» **Aim**
Exactly repeat the full listing that follows.

» **Data supplied**
※ ※ ※
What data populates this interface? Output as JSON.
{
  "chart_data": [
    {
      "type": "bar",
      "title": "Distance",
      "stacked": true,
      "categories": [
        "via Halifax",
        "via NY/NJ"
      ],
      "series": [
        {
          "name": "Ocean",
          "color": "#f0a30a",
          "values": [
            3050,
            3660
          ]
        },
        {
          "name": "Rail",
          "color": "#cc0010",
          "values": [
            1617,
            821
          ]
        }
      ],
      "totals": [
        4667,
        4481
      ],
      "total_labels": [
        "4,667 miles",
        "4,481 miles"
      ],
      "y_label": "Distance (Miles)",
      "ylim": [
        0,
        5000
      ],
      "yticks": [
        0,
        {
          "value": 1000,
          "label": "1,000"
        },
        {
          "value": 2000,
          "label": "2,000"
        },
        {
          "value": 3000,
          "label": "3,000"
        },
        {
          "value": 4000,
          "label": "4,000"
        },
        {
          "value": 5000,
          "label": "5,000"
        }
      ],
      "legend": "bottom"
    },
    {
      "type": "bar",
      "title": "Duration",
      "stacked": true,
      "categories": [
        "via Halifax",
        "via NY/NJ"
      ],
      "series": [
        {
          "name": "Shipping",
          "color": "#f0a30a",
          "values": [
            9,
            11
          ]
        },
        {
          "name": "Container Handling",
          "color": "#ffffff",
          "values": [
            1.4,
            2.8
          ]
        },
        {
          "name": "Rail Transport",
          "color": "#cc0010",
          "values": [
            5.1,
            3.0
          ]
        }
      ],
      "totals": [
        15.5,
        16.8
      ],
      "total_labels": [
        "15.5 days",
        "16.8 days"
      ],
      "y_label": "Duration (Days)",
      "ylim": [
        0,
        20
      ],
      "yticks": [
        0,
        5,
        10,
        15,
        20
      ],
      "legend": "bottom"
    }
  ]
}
※ ※ ※
» **Solution for this problem**
What data populates this interface? Output as JSON.
{
  "chart_data": [
    {
      "type": "bar",
      "title": "Distance",
      "stacked": true,
      "categories": [
        "via Halifax",
        "via NY/NJ"
      ],
      "series": [
        {
          "name": "Ocean",
          "color": "#f0a30a",
          "values": [
            3050,
            3660
          ]
        },
        {
          "name": "Rail",
          "color": "#cc0010",
          "values": [
            1617,
            821
          ]
        }
      ],
      "totals": [
        4667,
        4481
      ],
      "total_labels": [
        "4,667 miles",
        "4,481 miles"
      ],
      "y_label": "Distance (Miles)",
      "ylim": [
        0,
        5000
      ],
      "yticks": [
        0,
        {
          "value": 1000,
          "label": "1,000"
        },
        {
          "value": 2000,
          "label": "2,000"
        },
        {
          "value": 3000,
          "label": "3,000"
        },
        {
          "value": 4000,
          "label": "4,000"
        },
        {
          "value": 5000,
          "label": "5,000"
        }
      ],
      "legend": "bottom"
    },
    {
      "type": "bar",
      "title": "Duration",
      "stacked": true,
      "categories": [
        "via Halifax",
        "via NY/NJ"
      ],
      "series": [
        {
          "name": "Shipping",
          "color": "#f0a30a",
          "values": [
            9,
            11
          ]
        },
        {
          "name": "Container Handling",
          "color": "#ffffff",
          "values": [
            1.4,
            2.8
          ]
        },
        {
          "name": "Rail Transport",
          "color": "#cc0010",
          "values": [
            5.1,
            3.0
          ]
        }
      ],
      "totals": [
        15.5,
        16.8
      ],
      "total_labels": [
        "15.5 days",
        "16.8 days"
      ],
      "y_label": "Duration (Days)",
      "ylim": [
        0,
        20
      ],
      "yticks": [
        0,
        5,
        10,
        15,
        20
      ],
      "legend": "bottom"
    }
  ]
}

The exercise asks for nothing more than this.